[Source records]

"""

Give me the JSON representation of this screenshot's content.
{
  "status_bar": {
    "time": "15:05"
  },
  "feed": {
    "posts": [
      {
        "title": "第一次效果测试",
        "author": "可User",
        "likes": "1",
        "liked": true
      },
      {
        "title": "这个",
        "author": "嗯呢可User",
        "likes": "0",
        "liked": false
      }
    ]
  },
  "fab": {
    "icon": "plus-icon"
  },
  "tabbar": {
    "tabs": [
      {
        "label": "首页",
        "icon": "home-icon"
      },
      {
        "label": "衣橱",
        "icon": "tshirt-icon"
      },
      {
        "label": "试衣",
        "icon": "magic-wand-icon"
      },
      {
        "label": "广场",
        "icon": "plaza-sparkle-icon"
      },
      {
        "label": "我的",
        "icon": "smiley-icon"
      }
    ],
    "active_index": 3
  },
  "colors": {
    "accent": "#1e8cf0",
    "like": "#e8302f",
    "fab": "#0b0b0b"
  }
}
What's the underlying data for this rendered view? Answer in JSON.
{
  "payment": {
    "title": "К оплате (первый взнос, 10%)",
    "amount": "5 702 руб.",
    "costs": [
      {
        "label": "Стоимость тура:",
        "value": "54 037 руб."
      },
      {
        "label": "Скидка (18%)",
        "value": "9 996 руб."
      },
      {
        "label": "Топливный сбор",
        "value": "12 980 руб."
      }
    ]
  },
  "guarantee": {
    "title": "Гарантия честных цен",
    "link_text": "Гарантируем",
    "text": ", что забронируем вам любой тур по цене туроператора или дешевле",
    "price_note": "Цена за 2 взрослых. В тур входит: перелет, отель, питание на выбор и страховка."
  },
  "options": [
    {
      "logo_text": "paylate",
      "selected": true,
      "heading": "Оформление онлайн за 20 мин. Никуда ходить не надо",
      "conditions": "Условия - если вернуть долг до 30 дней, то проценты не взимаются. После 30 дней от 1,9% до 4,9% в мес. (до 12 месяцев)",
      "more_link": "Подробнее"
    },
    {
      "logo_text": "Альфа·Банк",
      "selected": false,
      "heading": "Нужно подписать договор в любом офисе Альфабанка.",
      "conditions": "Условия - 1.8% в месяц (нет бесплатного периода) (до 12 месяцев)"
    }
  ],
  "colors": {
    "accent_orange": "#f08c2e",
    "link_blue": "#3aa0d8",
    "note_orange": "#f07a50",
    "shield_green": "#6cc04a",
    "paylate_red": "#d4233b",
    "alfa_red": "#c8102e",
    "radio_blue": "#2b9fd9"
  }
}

"""

Given request
Transcribe every entry exactly.

Task answer
Give me the JSON representation of this screenshot's content.
{
  "status_bar": {
    "time": "15:05"
  },
  "feed": {
    "posts": [
      {
        "title": "第一次效果测试",
        "author": "可User",
        "likes": "1",
        "liked": true
      },
      {
        "title": "这个",
        "author": "嗯呢可User",
        "likes": "0",
        "liked": false
      }
    ]
  },
  "fab": {
    "icon": "plus-icon"
  },
  "tabbar": {
    "tabs": [
      {
        "label": "首页",
        "icon": "home-icon"
      },
      {
        "label": "衣橱",
        "icon": "tshirt-icon"
      },
      {
        "label": "试衣",
        "icon": "magic-wand-icon"
      },
      {
        "label": "广场",
        "icon": "plaza-sparkle-icon"
      },
      {
        "label": "我的",
        "icon": "smiley-icon"
      }
    ],
    "active_index": 3
  },
  "colors": {
    "accent": "#1e8cf0",
    "like": "#e8302f",
    "fab": "#0b0b0b"
  }
}
What's the underlying data for this rendered view? Answer in JSON.
{
  "payment": {
    "title": "К оплате (первый взнос, 10%)",
    "amount": "5 702 руб.",
    "costs": [
      {
        "label": "Стоимость тура:",
        "value": "54 037 руб."
      },
      {
        "label": "Скидка (18%)",
        "value": "9 996 руб."
      },
      {
        "label": "Топливный сбор",
        "value": "12 980 руб."
      }
    ]
  },
  "guarantee": {
    "title": "Гарантия честных цен",
    "link_text": "Гарантируем",
    "text": ", что забронируем вам любой тур по цене туроператора или дешевле",
    "price_note": "Цена за 2 взрослых. В тур входит: перелет, отель, питание на выбор и страховка."
  },
  "options": [
    {
      "logo_text": "paylate",
      "selected": true,
      "heading": "Оформление онлайн за 20 мин. Никуда ходить не надо",
      "conditions": "Условия - если вернуть долг до 30 дней, то проценты не взимаются. После 30 дней от 1,9% до 4,9% в мес. (до 12 месяцев)",
      "more_link": "Подробнее"
    },
    {
      "logo_text": "Альфа·Банк",
      "selected": false,
      "heading": "Нужно подписать договор в любом офисе Альфабанка.",
      "conditions": "Условия - 1.8% в месяц (нет бесплатного периода) (до 12 месяцев)"
    }
  ],
  "colors": {
    "accent_orange": "#f08c2e",
    "link_blue": "#3aa0d8",
    "note_orange": "#f07a50",
    "shield_green": "#6cc04a",
    "paylate_red": "#d4233b",
    "alfa_red": "#c8102e",
    "radio_blue": "#2b9fd9"
  }
}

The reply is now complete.